▸ Problem requirements
List every line below containing "Student".

::: Working data

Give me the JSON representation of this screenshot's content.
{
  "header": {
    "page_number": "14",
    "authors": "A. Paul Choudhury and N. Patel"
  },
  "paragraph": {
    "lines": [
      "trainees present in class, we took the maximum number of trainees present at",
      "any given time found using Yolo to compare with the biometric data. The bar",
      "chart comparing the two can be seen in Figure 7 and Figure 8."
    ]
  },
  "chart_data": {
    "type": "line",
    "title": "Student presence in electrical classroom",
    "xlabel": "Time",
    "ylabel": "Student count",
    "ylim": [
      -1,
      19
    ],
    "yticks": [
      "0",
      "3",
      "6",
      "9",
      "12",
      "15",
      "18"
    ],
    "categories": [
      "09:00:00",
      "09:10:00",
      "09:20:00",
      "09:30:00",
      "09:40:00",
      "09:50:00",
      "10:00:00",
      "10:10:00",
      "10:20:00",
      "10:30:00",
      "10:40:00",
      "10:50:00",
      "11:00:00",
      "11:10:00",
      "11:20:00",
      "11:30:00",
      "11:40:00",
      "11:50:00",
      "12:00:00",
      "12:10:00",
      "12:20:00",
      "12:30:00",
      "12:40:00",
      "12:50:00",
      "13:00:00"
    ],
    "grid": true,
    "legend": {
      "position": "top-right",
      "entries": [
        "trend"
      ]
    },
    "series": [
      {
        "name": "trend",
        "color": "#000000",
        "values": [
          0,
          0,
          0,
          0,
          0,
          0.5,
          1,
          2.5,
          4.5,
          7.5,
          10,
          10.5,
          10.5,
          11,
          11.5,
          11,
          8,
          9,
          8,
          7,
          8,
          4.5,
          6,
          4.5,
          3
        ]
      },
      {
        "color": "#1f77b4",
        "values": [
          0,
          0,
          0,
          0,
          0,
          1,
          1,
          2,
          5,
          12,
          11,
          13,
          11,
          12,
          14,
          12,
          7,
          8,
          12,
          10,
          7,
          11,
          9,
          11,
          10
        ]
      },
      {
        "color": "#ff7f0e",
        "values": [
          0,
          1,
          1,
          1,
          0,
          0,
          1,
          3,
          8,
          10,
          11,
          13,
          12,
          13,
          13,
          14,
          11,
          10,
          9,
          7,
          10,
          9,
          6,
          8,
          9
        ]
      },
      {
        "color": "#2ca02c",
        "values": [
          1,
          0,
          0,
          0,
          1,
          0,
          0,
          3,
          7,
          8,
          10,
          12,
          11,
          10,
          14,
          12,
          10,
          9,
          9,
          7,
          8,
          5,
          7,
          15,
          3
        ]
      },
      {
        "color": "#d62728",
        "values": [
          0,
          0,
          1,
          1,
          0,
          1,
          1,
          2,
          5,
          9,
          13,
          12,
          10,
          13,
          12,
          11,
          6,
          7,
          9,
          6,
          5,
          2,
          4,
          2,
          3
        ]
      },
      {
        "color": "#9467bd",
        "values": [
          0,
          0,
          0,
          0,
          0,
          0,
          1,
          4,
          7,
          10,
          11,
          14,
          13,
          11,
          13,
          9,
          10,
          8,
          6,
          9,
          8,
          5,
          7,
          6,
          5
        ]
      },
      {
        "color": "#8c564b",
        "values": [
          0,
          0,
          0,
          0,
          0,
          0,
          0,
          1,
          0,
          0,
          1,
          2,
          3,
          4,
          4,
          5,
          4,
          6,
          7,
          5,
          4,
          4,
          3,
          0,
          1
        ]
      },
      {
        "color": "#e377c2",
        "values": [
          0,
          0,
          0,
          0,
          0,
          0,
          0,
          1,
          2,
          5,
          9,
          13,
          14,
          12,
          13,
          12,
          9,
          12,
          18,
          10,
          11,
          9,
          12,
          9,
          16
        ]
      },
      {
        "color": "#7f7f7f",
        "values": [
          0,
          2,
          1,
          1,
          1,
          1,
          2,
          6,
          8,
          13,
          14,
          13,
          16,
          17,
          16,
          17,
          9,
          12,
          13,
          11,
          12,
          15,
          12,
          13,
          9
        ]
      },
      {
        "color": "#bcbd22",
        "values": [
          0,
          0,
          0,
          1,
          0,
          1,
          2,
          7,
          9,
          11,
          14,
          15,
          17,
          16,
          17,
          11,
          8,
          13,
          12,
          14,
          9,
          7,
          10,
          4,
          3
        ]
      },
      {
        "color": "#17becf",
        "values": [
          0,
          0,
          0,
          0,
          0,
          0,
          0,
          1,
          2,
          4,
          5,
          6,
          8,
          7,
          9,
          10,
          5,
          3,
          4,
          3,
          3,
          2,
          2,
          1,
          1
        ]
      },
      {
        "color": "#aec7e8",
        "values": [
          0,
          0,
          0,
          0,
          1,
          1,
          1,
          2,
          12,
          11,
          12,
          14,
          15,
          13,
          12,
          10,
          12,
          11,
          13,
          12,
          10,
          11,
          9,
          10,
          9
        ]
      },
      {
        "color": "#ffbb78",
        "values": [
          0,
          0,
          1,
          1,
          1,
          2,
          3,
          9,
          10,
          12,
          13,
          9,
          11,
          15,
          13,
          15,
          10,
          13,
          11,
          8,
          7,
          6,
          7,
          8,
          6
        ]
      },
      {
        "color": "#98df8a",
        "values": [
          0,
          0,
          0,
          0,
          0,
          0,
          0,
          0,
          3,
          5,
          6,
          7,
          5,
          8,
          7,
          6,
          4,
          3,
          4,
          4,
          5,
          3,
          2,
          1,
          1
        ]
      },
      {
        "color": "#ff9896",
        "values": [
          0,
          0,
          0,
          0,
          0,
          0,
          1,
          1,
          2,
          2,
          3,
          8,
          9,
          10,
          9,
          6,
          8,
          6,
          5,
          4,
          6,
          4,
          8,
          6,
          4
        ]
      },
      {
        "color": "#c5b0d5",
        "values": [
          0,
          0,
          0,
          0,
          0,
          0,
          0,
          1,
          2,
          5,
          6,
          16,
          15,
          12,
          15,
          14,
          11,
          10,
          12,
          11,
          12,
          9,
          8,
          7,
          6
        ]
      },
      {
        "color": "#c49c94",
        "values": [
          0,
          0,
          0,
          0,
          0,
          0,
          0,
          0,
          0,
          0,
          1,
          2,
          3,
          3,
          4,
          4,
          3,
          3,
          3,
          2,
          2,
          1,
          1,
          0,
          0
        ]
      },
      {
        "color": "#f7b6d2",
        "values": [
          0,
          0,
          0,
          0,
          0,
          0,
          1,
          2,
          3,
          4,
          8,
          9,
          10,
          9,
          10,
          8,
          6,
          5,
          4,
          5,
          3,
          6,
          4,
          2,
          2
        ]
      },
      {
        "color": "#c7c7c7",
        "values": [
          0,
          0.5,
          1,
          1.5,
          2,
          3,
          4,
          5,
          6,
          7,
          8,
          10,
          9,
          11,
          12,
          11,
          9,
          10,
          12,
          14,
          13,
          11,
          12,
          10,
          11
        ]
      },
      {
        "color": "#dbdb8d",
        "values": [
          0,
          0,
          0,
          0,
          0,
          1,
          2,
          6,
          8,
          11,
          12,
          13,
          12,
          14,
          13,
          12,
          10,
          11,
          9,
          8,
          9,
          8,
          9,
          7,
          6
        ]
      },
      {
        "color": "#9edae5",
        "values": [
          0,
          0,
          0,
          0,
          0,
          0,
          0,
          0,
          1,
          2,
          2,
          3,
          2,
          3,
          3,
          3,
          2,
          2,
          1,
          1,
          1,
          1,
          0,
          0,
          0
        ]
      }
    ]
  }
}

::::::

▸ Completed exercise
    "title": "Student presence in electrical classroom",
    "ylabel": "Student count",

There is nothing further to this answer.